_WORK REQUIRED_. Below are records. Copy every line with "khỏi" in it.

_STORED RECORDS_.
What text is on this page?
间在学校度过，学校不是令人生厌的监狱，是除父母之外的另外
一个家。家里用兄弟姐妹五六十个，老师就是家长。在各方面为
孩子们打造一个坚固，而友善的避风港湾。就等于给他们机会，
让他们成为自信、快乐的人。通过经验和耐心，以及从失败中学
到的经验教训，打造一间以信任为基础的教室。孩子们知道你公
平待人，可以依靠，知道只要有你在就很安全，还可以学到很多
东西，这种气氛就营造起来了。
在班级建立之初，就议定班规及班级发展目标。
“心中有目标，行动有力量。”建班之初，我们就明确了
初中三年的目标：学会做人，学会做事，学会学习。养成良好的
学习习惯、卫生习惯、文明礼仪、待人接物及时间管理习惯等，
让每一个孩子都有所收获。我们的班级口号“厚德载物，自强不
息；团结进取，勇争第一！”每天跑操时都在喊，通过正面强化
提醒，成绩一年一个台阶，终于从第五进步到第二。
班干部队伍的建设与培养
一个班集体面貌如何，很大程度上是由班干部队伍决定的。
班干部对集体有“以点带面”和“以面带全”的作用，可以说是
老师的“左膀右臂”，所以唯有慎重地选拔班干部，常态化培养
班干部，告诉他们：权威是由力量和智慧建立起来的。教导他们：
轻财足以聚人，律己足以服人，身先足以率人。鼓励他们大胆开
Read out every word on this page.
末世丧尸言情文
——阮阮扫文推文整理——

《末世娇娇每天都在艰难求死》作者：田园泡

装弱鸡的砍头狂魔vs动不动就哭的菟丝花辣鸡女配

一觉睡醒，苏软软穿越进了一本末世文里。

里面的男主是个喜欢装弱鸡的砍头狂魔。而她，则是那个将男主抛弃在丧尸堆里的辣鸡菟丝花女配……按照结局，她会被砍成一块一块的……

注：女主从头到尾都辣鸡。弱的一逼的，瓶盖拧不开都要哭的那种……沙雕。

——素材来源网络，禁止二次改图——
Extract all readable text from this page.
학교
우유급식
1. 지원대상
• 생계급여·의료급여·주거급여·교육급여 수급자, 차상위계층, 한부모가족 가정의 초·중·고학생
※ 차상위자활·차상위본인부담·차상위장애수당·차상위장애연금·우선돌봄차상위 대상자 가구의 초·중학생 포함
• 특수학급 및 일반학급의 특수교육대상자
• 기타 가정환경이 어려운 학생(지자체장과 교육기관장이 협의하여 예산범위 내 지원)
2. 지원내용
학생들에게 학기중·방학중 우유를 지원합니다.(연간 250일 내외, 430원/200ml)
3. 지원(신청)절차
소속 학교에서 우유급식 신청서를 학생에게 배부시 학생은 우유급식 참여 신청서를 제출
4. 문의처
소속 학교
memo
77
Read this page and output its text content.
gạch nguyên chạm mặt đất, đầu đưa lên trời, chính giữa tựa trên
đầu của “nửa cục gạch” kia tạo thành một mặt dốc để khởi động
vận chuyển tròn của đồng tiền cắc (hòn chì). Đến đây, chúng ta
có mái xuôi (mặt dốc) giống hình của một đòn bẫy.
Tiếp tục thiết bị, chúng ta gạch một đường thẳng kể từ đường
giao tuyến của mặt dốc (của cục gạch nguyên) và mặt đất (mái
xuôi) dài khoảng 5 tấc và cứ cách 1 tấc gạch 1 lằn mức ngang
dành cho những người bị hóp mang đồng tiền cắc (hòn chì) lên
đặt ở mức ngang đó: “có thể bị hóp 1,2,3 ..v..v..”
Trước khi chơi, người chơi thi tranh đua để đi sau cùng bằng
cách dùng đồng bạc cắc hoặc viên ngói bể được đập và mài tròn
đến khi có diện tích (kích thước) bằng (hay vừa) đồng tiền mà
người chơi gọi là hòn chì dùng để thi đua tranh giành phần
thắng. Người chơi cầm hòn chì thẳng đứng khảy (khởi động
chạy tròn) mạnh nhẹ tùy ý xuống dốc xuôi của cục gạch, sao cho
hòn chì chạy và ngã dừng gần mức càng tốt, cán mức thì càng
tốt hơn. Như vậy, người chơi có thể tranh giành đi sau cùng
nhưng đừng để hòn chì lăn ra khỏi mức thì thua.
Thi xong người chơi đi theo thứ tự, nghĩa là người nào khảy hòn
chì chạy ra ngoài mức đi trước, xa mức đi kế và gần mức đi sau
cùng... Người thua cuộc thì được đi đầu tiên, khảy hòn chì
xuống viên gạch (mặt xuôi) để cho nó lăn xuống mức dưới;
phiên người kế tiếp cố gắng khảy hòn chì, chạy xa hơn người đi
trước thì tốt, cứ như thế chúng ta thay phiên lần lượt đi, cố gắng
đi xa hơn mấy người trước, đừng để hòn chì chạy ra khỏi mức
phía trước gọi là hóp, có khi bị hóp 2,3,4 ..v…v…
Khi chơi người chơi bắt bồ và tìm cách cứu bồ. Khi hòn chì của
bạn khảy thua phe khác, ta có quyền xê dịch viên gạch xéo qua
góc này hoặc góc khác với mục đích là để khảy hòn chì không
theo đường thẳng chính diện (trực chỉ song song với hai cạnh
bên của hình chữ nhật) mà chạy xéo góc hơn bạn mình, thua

_ANSWER TO THIS PROBLEM_.
nhưng đừng để hòn chì lăn ra khỏi mức thì thua.
đi xa hơn mấy người trước, đừng để hòn chì chạy ra khỏi mức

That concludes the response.